### Data to process

══════════

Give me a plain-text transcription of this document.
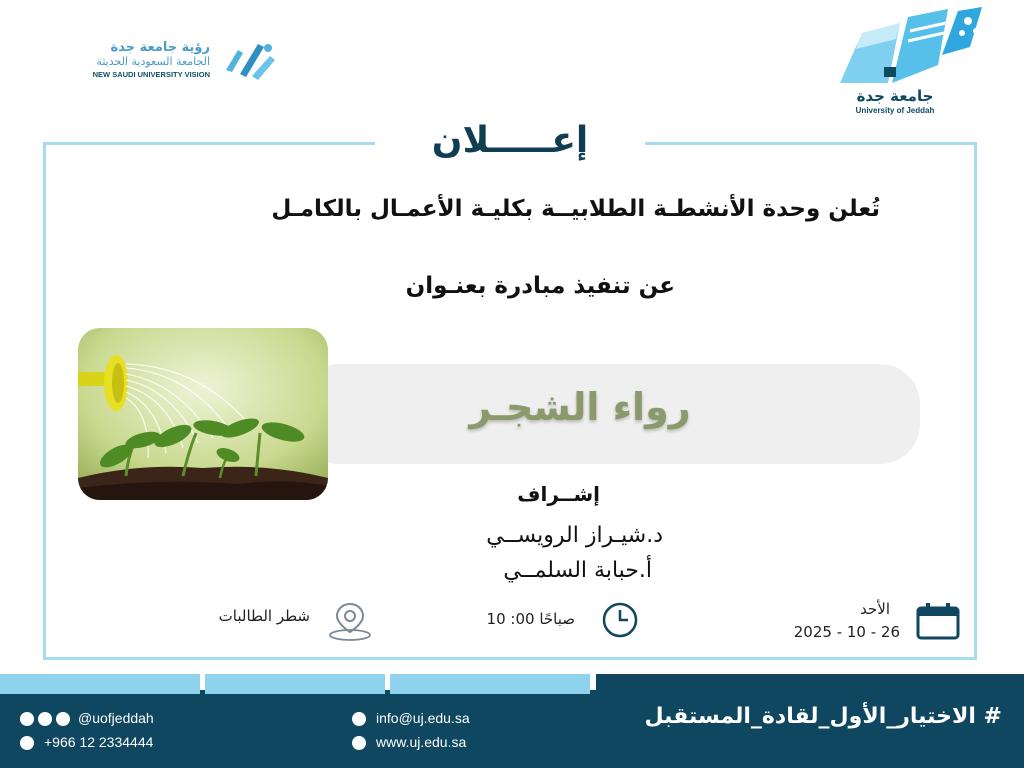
رؤية جامعة جدة
الجامعة السعودية الحديثة
NEW SAUDI UNIVERSITY VISION
جامعة جدة
University of Jeddah
إعـــــلان
تُعلن وحدة الأنشطـة الطلابيــة بكليـة الأعمـال بالكامـل
عن تنفيذ مبادرة بعنـوان
رواء الشجـر
إشــراف
د.شيـراز الرويســي
أ.حبابة السلمــي
شطر الطالبات	10 :00 صباحًا
الأحد
2025 - 10 - 26
@uofjeddah
+966 12 2334444
info@uj.edu.sa
www.uj.edu.sa
# الاختيار_الأول_لقادة_المستقبل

══════════

### Required work
Give back all entries exactly. No pictures belong in the copy.

### The completed task
Give me a plain-text transcription of this document.
رؤية جامعة جدة
الجامعة السعودية الحديثة
NEW SAUDI UNIVERSITY VISION
جامعة جدة
University of Jeddah
إعـــــلان
تُعلن وحدة الأنشطـة الطلابيــة بكليـة الأعمـال بالكامـل
عن تنفيذ مبادرة بعنـوان
رواء الشجـر
إشــراف
د.شيـراز الرويســي
أ.حبابة السلمــي
شطر الطالبات	10 :00 صباحًا
الأحد
2025 - 10 - 26
@uofjeddah
+966 12 2334444
info@uj.edu.sa
www.uj.edu.sa
# الاختيار_الأول_لقادة_المستقبل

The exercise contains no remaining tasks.